[Stored data entries]

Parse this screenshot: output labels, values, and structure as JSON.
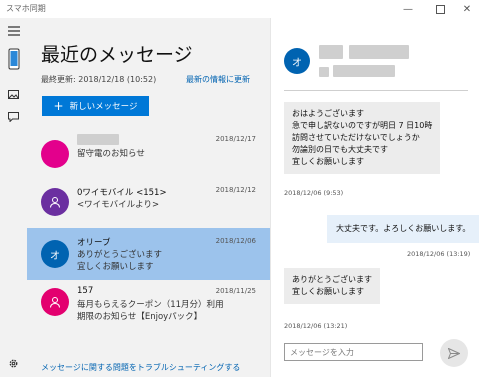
{
  "window": {
    "title": "スマホ同期",
    "minimize_icon": "minimize-icon",
    "maximize_icon": "maximize-icon",
    "close_icon": "close-icon"
  },
  "rail": {
    "items": [
      "hamburger-menu-icon",
      "phone-icon",
      "photos-icon",
      "messages-icon",
      "settings-icon"
    ]
  },
  "list": {
    "heading": "最近のメッセージ",
    "last_updated": "最終更新: 2018/12/18 (10:52)",
    "refresh_link": "最新の情報に更新",
    "new_message_label": "新しいメッセージ",
    "conversations": [
      {
        "name": "",
        "preview": "留守電のお知らせ",
        "date": "2018/12/17",
        "avatar_text": "",
        "avatar_color": "#e3008c"
      },
      {
        "name": "0ワイモバイル <151>",
        "preview": "<ワイモバイルより>",
        "date": "2018/12/12",
        "avatar_text": "",
        "avatar_color": "#6b2fa0"
      },
      {
        "name": "オリーブ",
        "preview": "ありがとうございます\n宜しくお願いします",
        "date": "2018/12/06",
        "avatar_text": "オ",
        "avatar_color": "#0063b1"
      },
      {
        "name": "157",
        "preview": "毎月もらえるクーポン（11月分）利用\n期限のお知らせ【Enjoyパック】",
        "date": "2018/11/25",
        "avatar_text": "",
        "avatar_color": "#e3006f"
      }
    ],
    "trouble_link": "メッセージに関する問題をトラブルシューティングする"
  },
  "chat": {
    "contact_initial": "オ",
    "contact_avatar_color": "#0063b1",
    "messages": [
      {
        "direction": "in",
        "text": "おはようございます\n急で申し訳ないのですが明日 7 日10時\n訪問させていただけないでしょうか\n勿論別の日でも大丈夫です\n宜しくお願いします",
        "time": "2018/12/06 (9:53)"
      },
      {
        "direction": "out",
        "text": "大丈夫です。よろしくお願いします。",
        "time": "2018/12/06 (13:19)"
      },
      {
        "direction": "in",
        "text": "ありがとうございます\n宜しくお願いします",
        "time": "2018/12/06 (13:21)"
      }
    ],
    "input_placeholder": "メッセージを入力",
    "send_icon": "send-icon"
  },
  "colors": {
    "accent": "#0078d7",
    "selected": "#9cc3ec",
    "link": "#0063b1"
  }
}
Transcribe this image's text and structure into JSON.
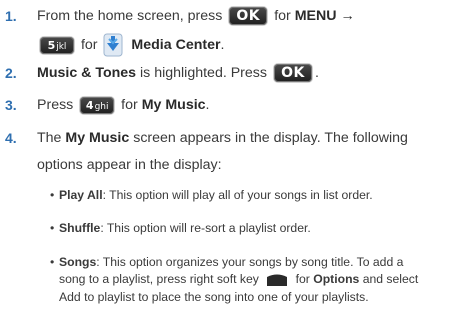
{
  "steps": [
    {
      "number": "1.",
      "line1": {
        "pre": "From the home screen, press",
        "key": "OK",
        "mid": "for",
        "menu": "MENU",
        "arrow": "→"
      },
      "line2": {
        "key_digit": "5",
        "key_letters": "jkl",
        "for": "for",
        "media": "Media Center",
        "period": "."
      }
    },
    {
      "number": "2.",
      "bold": "Music & Tones",
      "text": "is highlighted. Press",
      "key": "OK",
      "period": "."
    },
    {
      "number": "3.",
      "pre": "Press",
      "key_digit": "4",
      "key_letters": "ghi",
      "mid": "for",
      "bold": "My Music",
      "period": "."
    },
    {
      "number": "4.",
      "pre": "The",
      "bold": "My Music",
      "post": "screen appears in the display. The following",
      "line2": "options appear in the display:"
    }
  ],
  "bullets": [
    {
      "term": "Play All",
      "text": ": This option will play all of your songs in list order."
    },
    {
      "term": "Shuffle",
      "text": ": This option will re-sort a playlist order."
    },
    {
      "term": "Songs",
      "text1": ": This option organizes your songs by song title. To add a",
      "text2a": "song to a playlist, press right soft key",
      "text2b": "for",
      "options": "Options",
      "text2c": "and select",
      "text3": "Add to playlist to place the song into one of your playlists."
    }
  ],
  "icons": {
    "ok_key": "ok-key-icon",
    "media_center": "media-center-icon",
    "right_softkey": "right-softkey-icon"
  },
  "colors": {
    "step_number": "#2f6fb0",
    "key_background": "#2a2a2a",
    "media_icon_blue": "#2f7fd0"
  }
}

> **Set exercise**
Read through the data and copy every line where "order" shows up.

> **Response for this exercise**
      "text": ": This option will play all of your songs in list order."
      "text": ": This option will re-sort a playlist order."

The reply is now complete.